Directive 1:
Update the stretch of the records from the line containing "x-axis: 0e+00 1e-08" through the line containing "histogram-bar <box>310 350 354 551</box>", replacing "histogram-bar" with "bar" and leaving everything else unchanged. Return only those lines.

Source:
- - - - - - -

[Intro screen for Two Minutes on the Markets]
Hi everyone, I’m Liz Ann Sonders and this is your Two Minutes on the Markets with takeaways from our mid-year outlook.
[Bull icon with a rising line displayed]
The bull market remains in place, supported by strong earnings and a resilient economy, though there are still underlying vulnerabilities beneath the surface.
[Bar chart and dollar sign representing rising inflation displayed]
Second-quarter GDP appears to be tracking around 3%, and that’s been helped by consumer spending and business investment, but that strength may be a bit fragile as we close out the quarter given the risks posed by higher energy prices and some growing financial strain on consumers.
[Suitcase and checkmark in a shield icons displayed]
The labor market continues to show remarkable resilience, yet that contrasts with some signs of pressure on households, including negative real wage growth and low savings rates, particularly among lower-income consumers.
[Bar chart with rising arrow and dollar sign icons displayed]
Inflation also remains elevated and becoming a more complicated story. Energy prices have moved higher obviously because of geopolitical tensions, core services inflation is still running above the Federal Reserve’s target, and AI-related costs are adding another layer of pressure and complexity.
[Computer chip, pick axe and computer server servers icons are displayed]
In that sense, AI is affecting both inflation and sentiment, as rising software and computing costs are contributing to economic anxiety while also complicating the broader inflation picture.
[Stock market bars and bond certificate icons are displayed, with motion where the two icons swap places]
Bond yields have recently become inversely correlated to equity prices, that’s another way to highlight the impact that inflation is having on equities. Further bond market volatility could lead to more equity market volatility in the second half of the year.

- - - - - - -

Directive 2:
According to the market outlook, what rate does second-quarter GDP appear to be tracking around?

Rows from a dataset

- - - - - - -

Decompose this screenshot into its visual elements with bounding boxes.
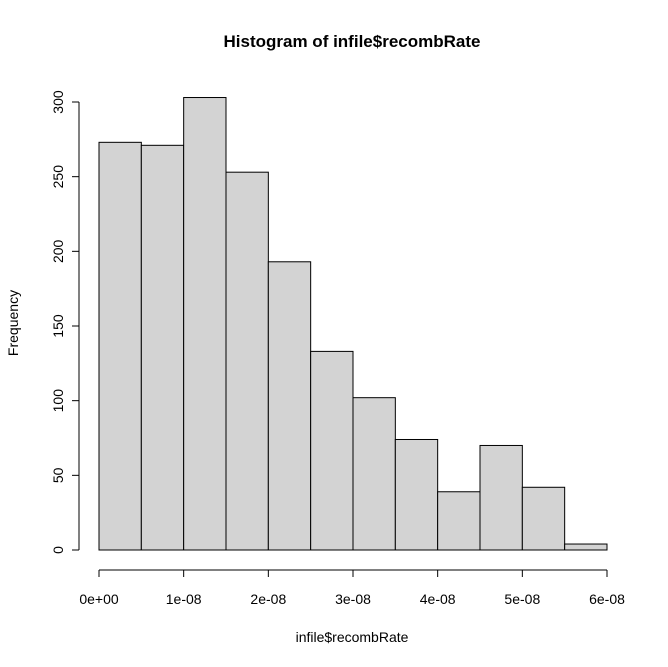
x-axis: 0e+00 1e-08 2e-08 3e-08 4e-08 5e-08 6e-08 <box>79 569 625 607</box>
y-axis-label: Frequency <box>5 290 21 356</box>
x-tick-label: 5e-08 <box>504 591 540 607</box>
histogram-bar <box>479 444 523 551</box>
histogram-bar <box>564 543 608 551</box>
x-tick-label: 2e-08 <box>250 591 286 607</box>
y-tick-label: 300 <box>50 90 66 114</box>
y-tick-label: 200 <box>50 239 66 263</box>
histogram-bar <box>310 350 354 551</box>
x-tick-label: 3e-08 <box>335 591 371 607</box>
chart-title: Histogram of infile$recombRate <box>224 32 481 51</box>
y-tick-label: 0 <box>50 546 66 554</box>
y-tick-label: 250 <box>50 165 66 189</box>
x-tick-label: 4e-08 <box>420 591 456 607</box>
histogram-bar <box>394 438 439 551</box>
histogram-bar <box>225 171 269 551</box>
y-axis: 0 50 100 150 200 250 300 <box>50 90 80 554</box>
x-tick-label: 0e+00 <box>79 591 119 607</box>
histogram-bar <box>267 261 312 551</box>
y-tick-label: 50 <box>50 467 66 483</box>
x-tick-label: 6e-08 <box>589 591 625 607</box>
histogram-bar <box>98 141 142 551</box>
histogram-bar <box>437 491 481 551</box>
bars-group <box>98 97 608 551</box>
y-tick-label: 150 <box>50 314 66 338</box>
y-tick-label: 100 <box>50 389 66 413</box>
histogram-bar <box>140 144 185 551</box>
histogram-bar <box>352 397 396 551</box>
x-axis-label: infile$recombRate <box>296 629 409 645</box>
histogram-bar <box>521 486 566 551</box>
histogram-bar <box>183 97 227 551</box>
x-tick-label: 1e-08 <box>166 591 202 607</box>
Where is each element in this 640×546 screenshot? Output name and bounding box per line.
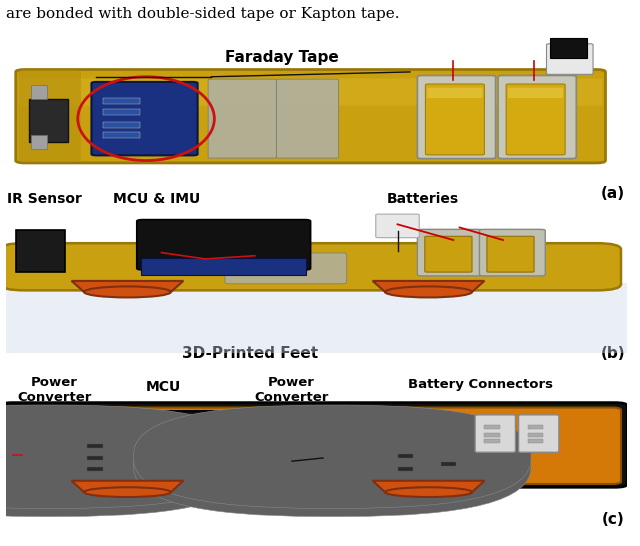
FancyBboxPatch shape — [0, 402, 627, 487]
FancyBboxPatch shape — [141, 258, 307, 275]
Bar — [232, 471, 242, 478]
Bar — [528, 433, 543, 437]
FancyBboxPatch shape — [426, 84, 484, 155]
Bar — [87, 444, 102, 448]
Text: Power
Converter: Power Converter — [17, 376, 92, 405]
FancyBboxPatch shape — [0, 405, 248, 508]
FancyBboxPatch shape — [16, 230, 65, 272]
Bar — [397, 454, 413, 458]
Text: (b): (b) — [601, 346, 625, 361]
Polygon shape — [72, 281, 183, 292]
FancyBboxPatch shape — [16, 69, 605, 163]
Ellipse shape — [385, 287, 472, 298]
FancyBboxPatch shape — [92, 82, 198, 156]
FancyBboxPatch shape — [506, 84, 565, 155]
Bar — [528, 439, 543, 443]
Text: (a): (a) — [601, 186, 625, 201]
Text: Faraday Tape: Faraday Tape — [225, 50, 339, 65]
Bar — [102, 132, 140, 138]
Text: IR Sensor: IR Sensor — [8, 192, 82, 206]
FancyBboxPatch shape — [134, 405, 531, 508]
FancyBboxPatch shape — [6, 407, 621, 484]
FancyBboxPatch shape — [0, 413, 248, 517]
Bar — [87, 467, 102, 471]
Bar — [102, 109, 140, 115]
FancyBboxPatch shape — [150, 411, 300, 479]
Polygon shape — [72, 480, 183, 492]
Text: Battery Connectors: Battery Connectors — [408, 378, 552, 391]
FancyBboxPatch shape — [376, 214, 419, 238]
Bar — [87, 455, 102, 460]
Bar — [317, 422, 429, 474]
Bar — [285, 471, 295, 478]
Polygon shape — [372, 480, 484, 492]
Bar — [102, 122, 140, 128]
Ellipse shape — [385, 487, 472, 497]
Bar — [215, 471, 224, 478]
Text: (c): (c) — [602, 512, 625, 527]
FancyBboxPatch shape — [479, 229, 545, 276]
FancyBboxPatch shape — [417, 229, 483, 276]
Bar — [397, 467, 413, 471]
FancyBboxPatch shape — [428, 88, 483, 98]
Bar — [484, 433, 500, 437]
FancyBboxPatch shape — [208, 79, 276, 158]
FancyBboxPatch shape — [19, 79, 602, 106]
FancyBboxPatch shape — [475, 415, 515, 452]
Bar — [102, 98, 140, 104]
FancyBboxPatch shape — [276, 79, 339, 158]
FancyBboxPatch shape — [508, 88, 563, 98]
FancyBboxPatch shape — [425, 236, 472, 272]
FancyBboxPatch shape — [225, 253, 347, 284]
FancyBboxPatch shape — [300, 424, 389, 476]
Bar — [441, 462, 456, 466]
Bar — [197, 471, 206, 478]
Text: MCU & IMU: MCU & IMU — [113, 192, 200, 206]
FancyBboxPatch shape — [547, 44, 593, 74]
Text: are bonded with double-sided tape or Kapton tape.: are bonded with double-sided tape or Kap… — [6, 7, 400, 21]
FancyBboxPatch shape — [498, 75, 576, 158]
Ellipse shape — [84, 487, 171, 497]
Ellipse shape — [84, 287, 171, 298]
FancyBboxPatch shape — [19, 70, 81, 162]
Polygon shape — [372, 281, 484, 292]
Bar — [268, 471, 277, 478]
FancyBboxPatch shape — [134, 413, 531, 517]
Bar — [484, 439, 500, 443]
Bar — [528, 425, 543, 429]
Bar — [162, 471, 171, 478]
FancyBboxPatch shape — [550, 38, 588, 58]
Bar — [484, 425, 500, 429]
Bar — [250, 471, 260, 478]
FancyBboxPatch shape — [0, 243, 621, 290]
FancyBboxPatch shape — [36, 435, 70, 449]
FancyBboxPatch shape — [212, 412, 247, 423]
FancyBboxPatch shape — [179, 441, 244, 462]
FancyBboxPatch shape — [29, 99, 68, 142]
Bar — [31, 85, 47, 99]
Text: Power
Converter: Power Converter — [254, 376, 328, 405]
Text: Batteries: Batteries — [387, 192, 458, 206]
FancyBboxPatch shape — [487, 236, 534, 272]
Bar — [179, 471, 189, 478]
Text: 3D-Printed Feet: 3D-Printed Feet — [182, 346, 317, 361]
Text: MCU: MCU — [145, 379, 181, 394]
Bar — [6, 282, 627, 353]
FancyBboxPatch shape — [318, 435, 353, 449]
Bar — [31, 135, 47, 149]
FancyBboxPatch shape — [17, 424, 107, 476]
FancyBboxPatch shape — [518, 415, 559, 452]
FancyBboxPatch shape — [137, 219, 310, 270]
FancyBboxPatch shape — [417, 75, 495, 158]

- - - - - - -

Exercise output 1:
x-axis: 0e+00 1e-08 2e-08 3e-08 4e-08 5e-08 6e-08 <box>79 569 625 607</box>
y-axis-label: Frequency <box>5 290 21 356</box>
x-tick-label: 5e-08 <box>504 591 540 607</box>
bar <box>479 444 523 551</box>
bar <box>564 543 608 551</box>
x-tick-label: 2e-08 <box>250 591 286 607</box>
y-tick-label: 300 <box>50 90 66 114</box>
y-tick-label: 200 <box>50 239 66 263</box>
bar <box>310 350 354 551</box>

Exercise output 2:
Around 3%.